Required task
Reproduce the records below exactly as they appear, omitting any pictures they contain.

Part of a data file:
[start]

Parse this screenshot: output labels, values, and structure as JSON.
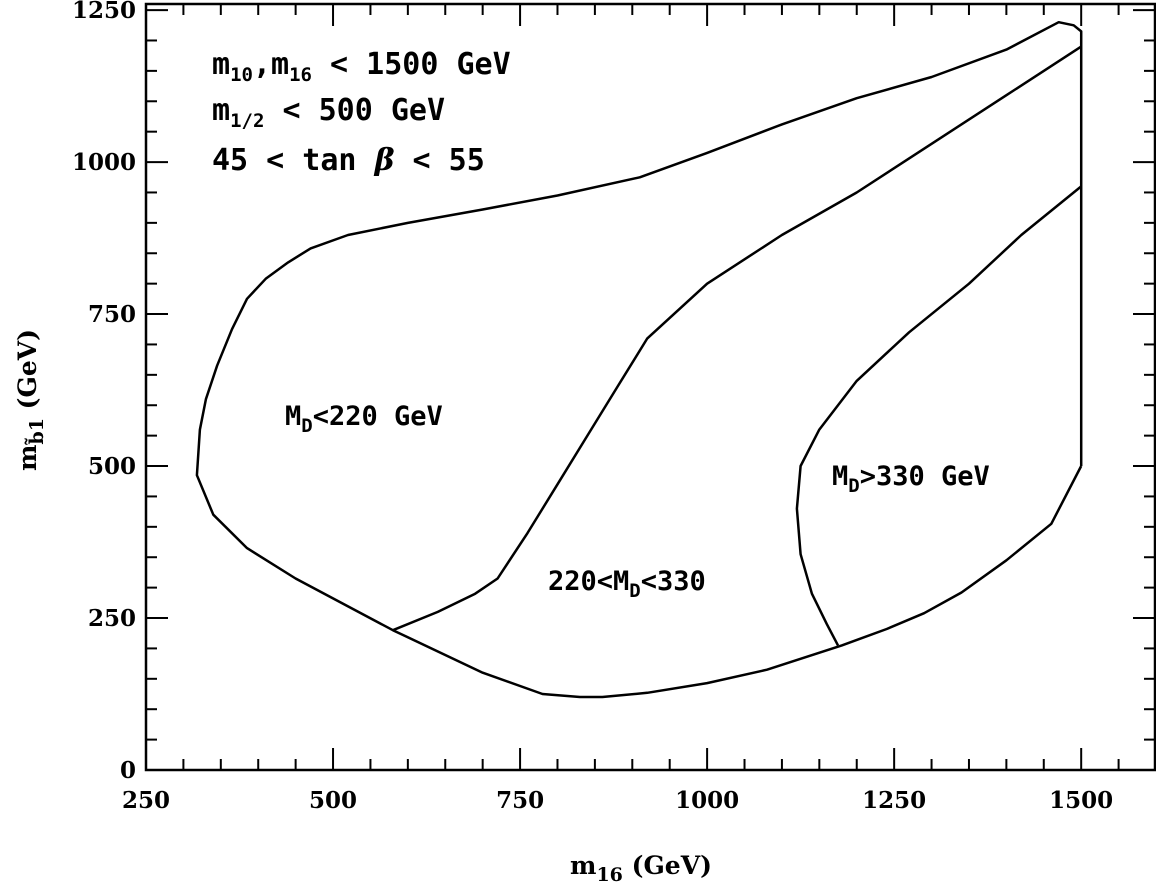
{
  "chart_data": {
    "type": "line",
    "xlabel": {
      "main": "m",
      "sub": "16",
      "units": "(GeV)"
    },
    "ylabel": {
      "main": "m",
      "sub": "b̃1",
      "units": "(GeV)"
    },
    "xlim": [
      250,
      1600
    ],
    "ylim": [
      0,
      1260
    ],
    "xticks": [
      250,
      500,
      750,
      1000,
      1250,
      1500
    ],
    "yticks": [
      0,
      250,
      500,
      750,
      1000,
      1250
    ],
    "grid": false,
    "annotations": {
      "line1": {
        "a": "m",
        "a_sub": "10",
        "b": ",m",
        "b_sub": "16",
        "c": " < 1500 GeV"
      },
      "line2": {
        "a": "m",
        "a_sub": "1/2",
        "b": " < 500 GeV"
      },
      "line3": {
        "a": "45 < tan ",
        "beta": "β",
        "b": " < 55"
      }
    },
    "region_labels": {
      "low": {
        "a": "M",
        "sub": "D",
        "b": "<220 GeV"
      },
      "mid": {
        "a": "220<M",
        "sub": "D",
        "b": "<330"
      },
      "high": {
        "a": "M",
        "sub": "D",
        "b": ">330 GeV"
      }
    },
    "series": [
      {
        "x": [
          1500,
          1500,
          1490,
          1470,
          1400,
          1300,
          1200,
          1100,
          1000,
          910,
          800,
          700,
          600,
          520,
          470,
          440,
          410,
          385,
          365,
          345,
          330,
          322,
          318,
          340,
          385,
          450,
          580,
          700,
          780,
          830,
          860,
          920,
          1000,
          1080,
          1180,
          1240,
          1290,
          1340,
          1400,
          1460,
          1500
        ],
        "y": [
          500,
          1215,
          1225,
          1230,
          1185,
          1140,
          1105,
          1062,
          1015,
          975,
          945,
          922,
          900,
          880,
          858,
          835,
          808,
          775,
          725,
          665,
          610,
          560,
          485,
          420,
          365,
          315,
          230,
          160,
          125,
          120,
          120,
          127,
          143,
          165,
          205,
          232,
          258,
          292,
          345,
          405,
          500
        ]
      },
      {
        "x": [
          580,
          640,
          690,
          720,
          760,
          800,
          840,
          880,
          920,
          1000,
          1100,
          1200,
          1300,
          1400,
          1500
        ],
        "y": [
          230,
          260,
          290,
          315,
          390,
          470,
          550,
          630,
          710,
          800,
          880,
          950,
          1030,
          1110,
          1190
        ]
      },
      {
        "x": [
          1175,
          1160,
          1140,
          1125,
          1120,
          1125,
          1150,
          1200,
          1270,
          1350,
          1420,
          1500
        ],
        "y": [
          205,
          240,
          290,
          355,
          430,
          500,
          560,
          640,
          720,
          800,
          880,
          960
        ]
      }
    ]
  }
}
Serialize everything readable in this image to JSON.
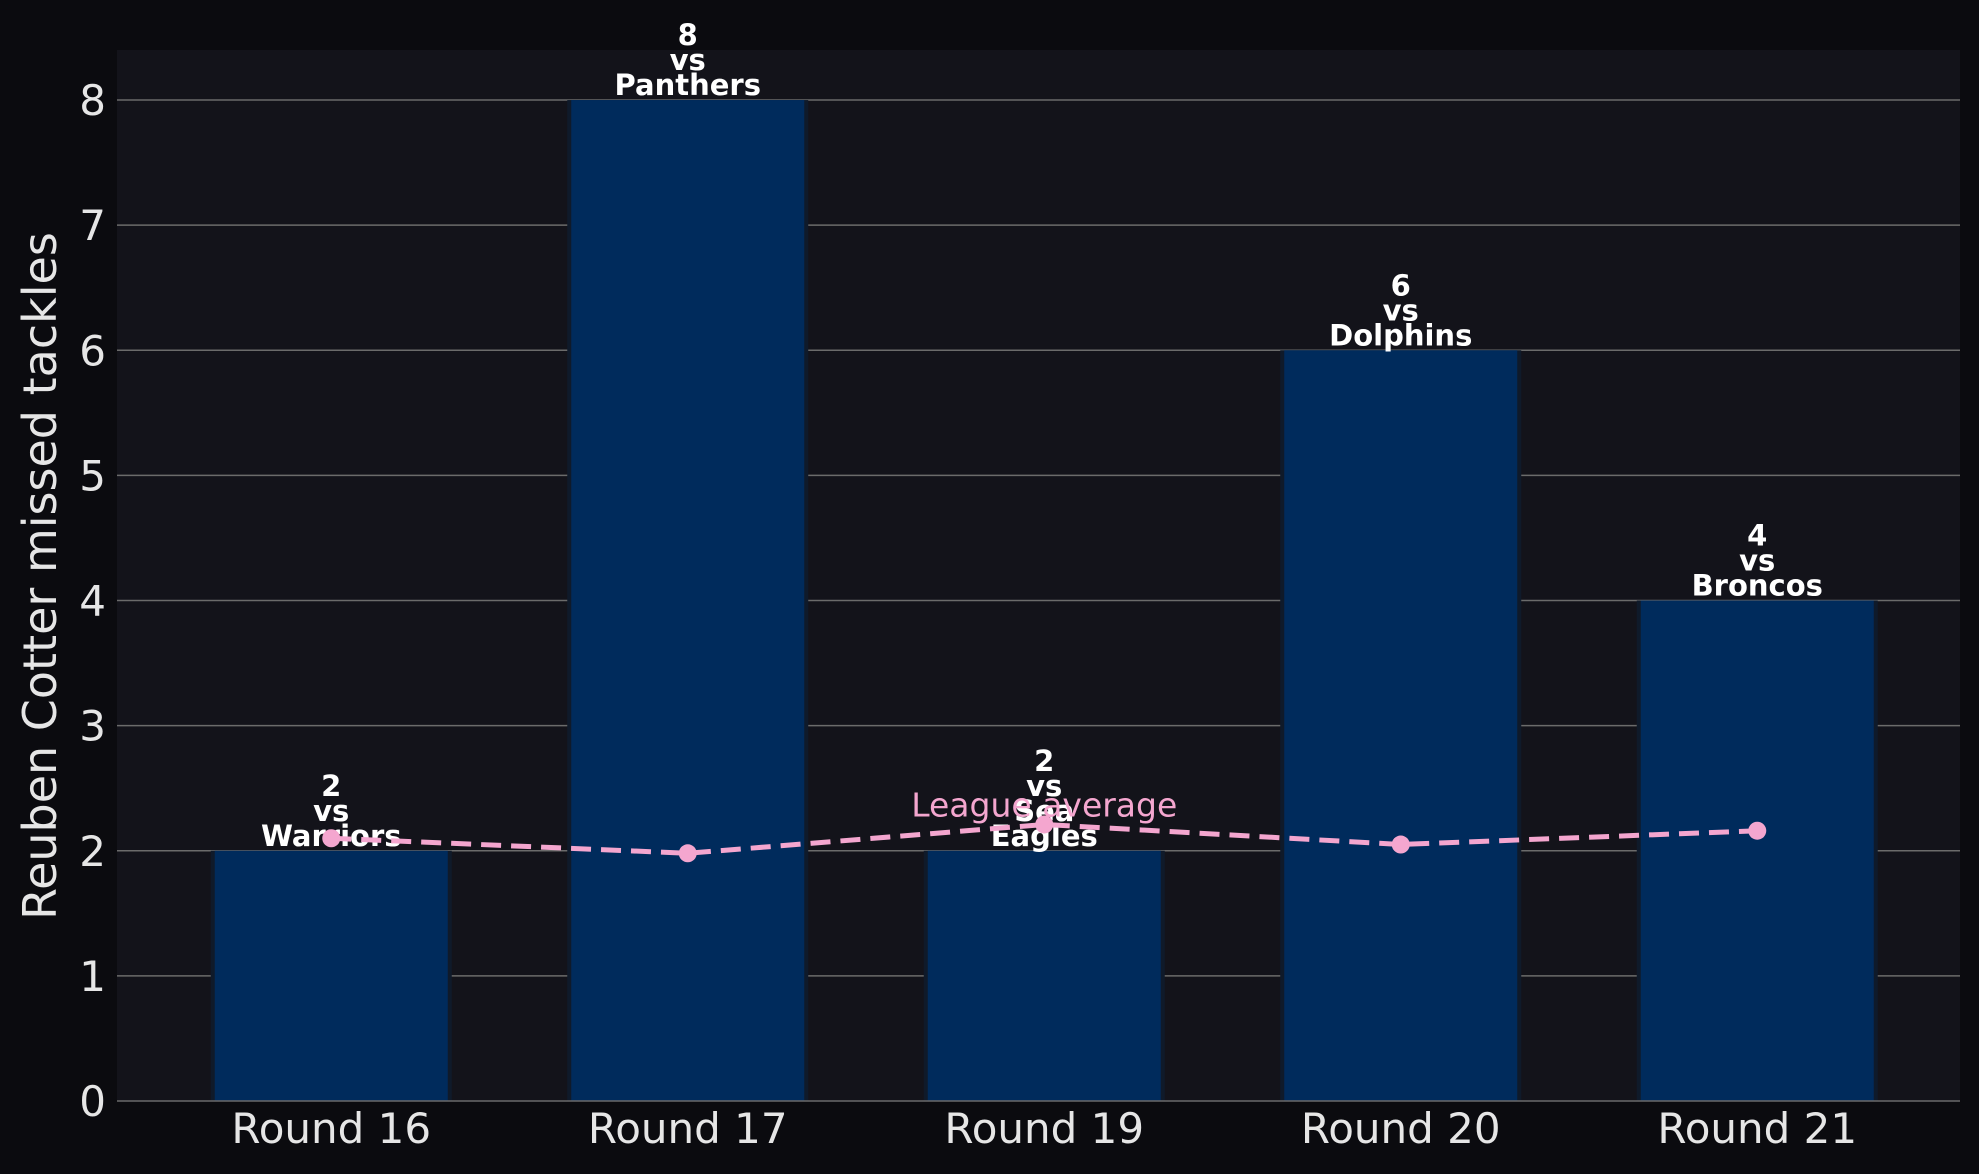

[end]

Exercise answer
Parse this screenshot: output labels, values, and structure as JSON.
{
  "chart_data": {
    "type": "line",
    "xlabel": {
      "main": "m",
      "sub": "16",
      "units": "(GeV)"
    },
    "ylabel": {
      "main": "m",
      "sub": "b̃1",
      "units": "(GeV)"
    },
    "xlim": [
      250,
      1600
    ],
    "ylim": [
      0,
      1260
    ],
    "xticks": [
      250,
      500,
      750,
      1000,
      1250,
      1500
    ],
    "yticks": [
      0,
      250,
      500,
      750,
      1000,
      1250
    ],
    "grid": false,
    "annotations": {
      "line1": {
        "a": "m",
        "a_sub": "10",
        "b": ",m",
        "b_sub": "16",
        "c": " < 1500 GeV"
      },
      "line2": {
        "a": "m",
        "a_sub": "1/2",
        "b": " < 500 GeV"
      },
      "line3": {
        "a": "45 < tan ",
        "beta": "β",
        "b": " < 55"
      }
    },
    "region_labels": {
      "low": {
        "a": "M",
        "sub": "D",
        "b": "<220 GeV"
      },
      "mid": {
        "a": "220<M",
        "sub": "D",
        "b": "<330"
      },
      "high": {
        "a": "M",
        "sub": "D",
        "b": ">330 GeV"
      }
    },
    "series": [
      {
        "x": [
          1500,
          1500,
          1490,
          1470,
          1400,
          1300,
          1200,
          1100,
          1000,
          910,
          800,
          700,
          600,
          520,
          470,
          440,
          410,
          385,
          365,
          345,
          330,
          322,
          318,
          340,
          385,
          450,
          580,
          700,
          780,
          830,
          860,
          920,
          1000,
          1080,
          1180,
          1240,
          1290,
          1340,
          1400,
          1460,
          1500
        ],
        "y": [
          500,
          1215,
          1225,
          1230,
          1185,
          1140,
          1105,
          1062,
          1015,
          975,
          945,
          922,
          900,
          880,
          858,
          835,
          808,
          775,
          725,
          665,
          610,
          560,
          485,
          420,
          365,
          315,
          230,
          160,
          125,
          120,
          120,
          127,
          143,
          165,
          205,
          232,
          258,
          292,
          345,
          405,
          500
        ]
      },
      {
        "x": [
          580,
          640,
          690,
          720,
          760,
          800,
          840,
          880,
          920,
          1000,
          1100,
          1200,
          1300,
          1400,
          1500
        ],
        "y": [
          230,
          260,
          290,
          315,
          390,
          470,
          550,
          630,
          710,
          800,
          880,
          950,
          1030,
          1110,
          1190
        ]
      },
      {
        "x": [
          1175,
          1160,
          1140,
          1125,
          1120,
          1125,
          1150,
          1200,
          1270,
          1350,
          1420,
          1500
        ],
        "y": [
          205,
          240,
          290,
          355,
          430,
          500,
          560,
          640,
          720,
          800,
          880,
          960
        ]
      }
    ]
  }
}
Serialize everything readable in this image to JSON.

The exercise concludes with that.